> **WHAT IS ASKED**
Look through the listing for the word "title". Copy each line that has it.

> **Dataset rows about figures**
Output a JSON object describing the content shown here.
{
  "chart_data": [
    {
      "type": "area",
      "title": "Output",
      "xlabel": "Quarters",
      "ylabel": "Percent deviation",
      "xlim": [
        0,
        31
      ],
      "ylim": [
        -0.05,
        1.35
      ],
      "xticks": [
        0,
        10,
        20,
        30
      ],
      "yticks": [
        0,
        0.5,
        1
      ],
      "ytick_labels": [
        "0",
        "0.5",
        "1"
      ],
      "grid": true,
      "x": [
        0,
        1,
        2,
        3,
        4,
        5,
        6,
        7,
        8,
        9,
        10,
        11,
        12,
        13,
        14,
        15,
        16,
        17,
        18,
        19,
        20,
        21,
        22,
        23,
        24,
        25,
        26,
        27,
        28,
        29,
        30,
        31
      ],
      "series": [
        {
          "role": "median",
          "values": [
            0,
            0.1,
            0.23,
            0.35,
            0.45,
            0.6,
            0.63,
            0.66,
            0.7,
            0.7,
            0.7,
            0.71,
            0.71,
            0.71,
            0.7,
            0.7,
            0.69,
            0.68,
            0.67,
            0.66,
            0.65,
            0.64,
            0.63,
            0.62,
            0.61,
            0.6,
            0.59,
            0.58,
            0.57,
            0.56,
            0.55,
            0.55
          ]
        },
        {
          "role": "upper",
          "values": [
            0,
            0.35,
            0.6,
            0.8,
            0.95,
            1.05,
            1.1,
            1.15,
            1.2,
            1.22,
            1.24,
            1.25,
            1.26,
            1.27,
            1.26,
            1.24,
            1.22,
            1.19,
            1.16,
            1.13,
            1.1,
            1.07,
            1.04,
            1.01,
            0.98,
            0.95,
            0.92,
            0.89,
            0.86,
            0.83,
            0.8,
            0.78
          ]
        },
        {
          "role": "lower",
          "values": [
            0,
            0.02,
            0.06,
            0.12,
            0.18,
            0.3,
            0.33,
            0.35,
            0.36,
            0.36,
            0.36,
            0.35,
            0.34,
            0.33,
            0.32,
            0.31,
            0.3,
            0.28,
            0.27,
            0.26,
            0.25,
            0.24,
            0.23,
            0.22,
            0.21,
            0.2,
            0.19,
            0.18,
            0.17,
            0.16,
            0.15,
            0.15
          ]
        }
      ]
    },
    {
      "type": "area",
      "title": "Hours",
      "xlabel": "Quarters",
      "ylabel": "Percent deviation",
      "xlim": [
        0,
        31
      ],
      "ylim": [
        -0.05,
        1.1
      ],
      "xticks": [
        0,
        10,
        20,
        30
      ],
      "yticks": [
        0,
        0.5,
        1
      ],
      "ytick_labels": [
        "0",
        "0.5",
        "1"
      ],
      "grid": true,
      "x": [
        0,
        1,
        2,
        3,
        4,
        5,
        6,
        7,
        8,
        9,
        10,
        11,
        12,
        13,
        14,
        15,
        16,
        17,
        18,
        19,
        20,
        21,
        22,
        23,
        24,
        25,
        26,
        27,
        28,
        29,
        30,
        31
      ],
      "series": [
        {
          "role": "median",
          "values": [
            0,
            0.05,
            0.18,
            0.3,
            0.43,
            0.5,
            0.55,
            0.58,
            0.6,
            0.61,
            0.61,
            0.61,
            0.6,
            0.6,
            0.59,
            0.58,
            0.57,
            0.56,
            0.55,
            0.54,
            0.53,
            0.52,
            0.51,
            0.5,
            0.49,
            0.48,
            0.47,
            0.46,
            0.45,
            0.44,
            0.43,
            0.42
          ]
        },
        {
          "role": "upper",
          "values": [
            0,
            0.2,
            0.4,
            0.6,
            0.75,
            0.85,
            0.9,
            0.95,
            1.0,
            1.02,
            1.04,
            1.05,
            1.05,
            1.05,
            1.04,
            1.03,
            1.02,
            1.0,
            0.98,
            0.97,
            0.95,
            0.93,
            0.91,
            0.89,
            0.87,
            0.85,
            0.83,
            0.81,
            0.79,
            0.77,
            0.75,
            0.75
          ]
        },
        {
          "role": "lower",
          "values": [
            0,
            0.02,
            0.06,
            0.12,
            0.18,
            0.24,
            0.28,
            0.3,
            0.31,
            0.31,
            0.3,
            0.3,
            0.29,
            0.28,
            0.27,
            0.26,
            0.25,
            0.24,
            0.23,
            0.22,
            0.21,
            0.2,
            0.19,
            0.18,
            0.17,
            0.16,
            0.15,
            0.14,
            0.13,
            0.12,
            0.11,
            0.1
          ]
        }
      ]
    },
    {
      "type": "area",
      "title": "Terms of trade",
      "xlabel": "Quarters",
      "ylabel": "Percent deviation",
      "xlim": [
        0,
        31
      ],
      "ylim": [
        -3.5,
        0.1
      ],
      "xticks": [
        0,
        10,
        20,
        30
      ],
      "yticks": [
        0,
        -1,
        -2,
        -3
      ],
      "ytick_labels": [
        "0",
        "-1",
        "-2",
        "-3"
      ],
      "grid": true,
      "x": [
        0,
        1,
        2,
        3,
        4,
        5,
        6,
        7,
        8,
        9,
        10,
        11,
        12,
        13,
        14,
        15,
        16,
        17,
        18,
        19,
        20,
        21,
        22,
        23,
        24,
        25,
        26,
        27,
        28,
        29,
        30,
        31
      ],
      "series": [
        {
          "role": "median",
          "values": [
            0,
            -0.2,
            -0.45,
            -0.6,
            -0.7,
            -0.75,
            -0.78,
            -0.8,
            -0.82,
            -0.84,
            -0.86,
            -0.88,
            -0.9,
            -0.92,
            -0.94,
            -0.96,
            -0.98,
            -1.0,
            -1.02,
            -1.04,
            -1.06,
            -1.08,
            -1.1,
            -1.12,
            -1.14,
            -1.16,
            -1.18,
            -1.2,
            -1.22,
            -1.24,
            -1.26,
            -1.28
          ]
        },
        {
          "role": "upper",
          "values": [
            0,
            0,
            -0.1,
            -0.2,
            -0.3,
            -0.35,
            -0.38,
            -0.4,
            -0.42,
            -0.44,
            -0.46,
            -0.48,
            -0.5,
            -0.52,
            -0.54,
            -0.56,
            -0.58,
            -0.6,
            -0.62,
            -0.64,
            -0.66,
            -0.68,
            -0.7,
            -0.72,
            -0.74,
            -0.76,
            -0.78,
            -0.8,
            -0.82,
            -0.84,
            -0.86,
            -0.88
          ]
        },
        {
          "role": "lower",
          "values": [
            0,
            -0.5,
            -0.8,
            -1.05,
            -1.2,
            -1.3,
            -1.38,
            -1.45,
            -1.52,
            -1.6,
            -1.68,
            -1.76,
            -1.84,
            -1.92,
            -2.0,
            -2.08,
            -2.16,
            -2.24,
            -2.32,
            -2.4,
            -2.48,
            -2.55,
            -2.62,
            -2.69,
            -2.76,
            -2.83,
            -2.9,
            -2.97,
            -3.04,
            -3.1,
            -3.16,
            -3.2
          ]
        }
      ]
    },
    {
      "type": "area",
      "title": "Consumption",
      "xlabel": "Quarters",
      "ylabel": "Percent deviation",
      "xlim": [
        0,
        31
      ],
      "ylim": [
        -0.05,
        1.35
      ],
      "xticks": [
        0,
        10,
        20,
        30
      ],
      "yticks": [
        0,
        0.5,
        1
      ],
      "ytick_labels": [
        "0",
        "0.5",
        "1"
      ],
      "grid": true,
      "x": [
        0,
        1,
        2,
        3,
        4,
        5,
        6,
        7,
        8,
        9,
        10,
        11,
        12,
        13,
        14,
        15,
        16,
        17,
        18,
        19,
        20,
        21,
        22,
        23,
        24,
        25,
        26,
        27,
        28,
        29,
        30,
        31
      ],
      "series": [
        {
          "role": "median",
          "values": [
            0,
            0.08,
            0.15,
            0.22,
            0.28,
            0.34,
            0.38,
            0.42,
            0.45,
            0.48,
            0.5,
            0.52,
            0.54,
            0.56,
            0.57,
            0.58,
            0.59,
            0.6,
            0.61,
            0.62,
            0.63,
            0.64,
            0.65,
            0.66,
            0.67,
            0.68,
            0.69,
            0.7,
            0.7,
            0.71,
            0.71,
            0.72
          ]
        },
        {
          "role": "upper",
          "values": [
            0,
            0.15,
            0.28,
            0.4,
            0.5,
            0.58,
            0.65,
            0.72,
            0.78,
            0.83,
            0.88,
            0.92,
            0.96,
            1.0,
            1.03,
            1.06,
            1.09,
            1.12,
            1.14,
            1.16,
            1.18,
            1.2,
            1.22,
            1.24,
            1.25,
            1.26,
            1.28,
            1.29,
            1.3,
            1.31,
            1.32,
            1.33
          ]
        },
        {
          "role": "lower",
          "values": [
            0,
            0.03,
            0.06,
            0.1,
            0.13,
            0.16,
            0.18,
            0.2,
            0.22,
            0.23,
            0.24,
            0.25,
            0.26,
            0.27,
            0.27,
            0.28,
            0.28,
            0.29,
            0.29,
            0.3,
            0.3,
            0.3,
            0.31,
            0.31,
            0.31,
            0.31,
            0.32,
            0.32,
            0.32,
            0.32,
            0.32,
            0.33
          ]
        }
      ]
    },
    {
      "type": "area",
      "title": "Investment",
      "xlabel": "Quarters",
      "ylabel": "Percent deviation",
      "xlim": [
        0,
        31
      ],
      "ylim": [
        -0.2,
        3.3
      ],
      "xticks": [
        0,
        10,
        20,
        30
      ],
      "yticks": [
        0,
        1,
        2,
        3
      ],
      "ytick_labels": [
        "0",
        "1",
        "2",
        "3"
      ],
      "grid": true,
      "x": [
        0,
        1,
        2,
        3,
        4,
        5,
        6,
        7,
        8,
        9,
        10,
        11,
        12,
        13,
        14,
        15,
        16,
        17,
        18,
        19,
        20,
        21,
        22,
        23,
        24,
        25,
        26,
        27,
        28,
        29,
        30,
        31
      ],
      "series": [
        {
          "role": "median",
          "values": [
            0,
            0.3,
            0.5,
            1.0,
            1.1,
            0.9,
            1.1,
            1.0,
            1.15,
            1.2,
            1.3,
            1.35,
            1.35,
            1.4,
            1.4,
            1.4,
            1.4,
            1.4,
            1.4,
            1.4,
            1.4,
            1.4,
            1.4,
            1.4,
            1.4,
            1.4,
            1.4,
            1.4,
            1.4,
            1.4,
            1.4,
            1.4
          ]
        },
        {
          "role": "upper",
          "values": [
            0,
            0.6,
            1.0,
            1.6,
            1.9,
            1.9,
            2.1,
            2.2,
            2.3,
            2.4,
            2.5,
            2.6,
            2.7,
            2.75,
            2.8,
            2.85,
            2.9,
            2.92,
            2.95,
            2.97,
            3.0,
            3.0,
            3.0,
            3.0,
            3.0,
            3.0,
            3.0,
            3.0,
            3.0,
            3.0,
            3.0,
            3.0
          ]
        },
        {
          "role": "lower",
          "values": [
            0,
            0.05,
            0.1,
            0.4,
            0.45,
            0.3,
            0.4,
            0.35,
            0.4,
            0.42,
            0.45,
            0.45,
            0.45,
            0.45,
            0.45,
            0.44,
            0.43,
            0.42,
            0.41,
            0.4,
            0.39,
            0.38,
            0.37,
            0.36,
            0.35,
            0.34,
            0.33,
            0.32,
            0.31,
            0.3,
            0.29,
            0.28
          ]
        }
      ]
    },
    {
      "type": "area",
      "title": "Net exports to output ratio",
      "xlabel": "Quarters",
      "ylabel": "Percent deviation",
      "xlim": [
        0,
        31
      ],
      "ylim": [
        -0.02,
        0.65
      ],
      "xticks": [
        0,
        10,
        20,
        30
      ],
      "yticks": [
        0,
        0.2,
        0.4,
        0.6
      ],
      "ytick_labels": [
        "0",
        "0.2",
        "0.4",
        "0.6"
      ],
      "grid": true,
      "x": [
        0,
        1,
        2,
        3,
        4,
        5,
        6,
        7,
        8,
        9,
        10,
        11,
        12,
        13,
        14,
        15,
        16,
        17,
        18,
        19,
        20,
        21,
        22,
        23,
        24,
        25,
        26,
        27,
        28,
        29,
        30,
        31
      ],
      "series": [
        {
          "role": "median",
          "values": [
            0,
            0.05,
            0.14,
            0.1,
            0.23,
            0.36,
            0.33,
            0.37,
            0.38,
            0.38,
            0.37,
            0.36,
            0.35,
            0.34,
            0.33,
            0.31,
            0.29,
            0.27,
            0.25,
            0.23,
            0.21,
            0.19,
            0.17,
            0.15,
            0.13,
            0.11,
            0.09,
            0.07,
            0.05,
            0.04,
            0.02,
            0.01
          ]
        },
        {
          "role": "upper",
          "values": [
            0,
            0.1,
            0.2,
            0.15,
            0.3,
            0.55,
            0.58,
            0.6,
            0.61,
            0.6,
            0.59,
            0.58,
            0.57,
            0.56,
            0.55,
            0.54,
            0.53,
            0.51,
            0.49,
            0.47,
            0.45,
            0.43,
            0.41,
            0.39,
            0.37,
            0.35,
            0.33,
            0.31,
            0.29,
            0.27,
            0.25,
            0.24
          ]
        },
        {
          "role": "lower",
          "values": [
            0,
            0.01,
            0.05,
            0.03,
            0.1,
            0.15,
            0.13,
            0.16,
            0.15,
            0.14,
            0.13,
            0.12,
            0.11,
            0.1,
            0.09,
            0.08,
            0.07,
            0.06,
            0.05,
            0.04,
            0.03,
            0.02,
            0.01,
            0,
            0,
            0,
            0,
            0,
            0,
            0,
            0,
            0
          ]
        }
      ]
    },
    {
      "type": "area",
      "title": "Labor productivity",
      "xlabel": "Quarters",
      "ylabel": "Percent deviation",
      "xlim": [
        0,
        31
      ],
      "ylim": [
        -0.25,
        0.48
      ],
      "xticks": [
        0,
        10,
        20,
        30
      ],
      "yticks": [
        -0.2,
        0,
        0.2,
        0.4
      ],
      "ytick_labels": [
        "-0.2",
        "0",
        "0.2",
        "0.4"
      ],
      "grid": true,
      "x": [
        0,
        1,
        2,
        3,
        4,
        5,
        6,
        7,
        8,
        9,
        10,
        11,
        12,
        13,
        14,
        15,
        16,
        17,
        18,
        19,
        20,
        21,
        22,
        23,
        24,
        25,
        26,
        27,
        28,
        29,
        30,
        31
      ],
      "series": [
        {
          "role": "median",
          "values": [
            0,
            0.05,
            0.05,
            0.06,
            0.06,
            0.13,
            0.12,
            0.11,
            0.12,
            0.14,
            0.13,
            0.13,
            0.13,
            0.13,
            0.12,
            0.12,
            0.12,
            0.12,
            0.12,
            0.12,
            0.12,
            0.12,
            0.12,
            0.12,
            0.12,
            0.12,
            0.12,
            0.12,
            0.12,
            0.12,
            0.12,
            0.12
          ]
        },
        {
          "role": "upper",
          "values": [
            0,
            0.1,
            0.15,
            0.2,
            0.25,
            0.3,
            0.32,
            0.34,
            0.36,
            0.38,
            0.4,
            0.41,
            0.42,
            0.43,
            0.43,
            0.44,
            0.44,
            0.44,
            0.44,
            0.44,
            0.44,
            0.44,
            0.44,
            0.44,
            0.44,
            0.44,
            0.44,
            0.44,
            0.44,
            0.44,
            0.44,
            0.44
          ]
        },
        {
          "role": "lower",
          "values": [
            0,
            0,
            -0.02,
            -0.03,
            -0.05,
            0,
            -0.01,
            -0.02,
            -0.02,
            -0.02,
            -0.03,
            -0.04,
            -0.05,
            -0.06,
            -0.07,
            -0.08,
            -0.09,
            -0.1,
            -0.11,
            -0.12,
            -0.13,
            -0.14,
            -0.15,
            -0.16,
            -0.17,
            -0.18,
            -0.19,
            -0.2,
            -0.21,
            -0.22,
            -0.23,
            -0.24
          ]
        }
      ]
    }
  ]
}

> **ANSWER IN FULL**
      "title": "Output",
      "title": "Hours",
      "title": "Terms of trade",
      "title": "Consumption",
      "title": "Investment",
      "title": "Net exports to output ratio",
      "title": "Labor productivity",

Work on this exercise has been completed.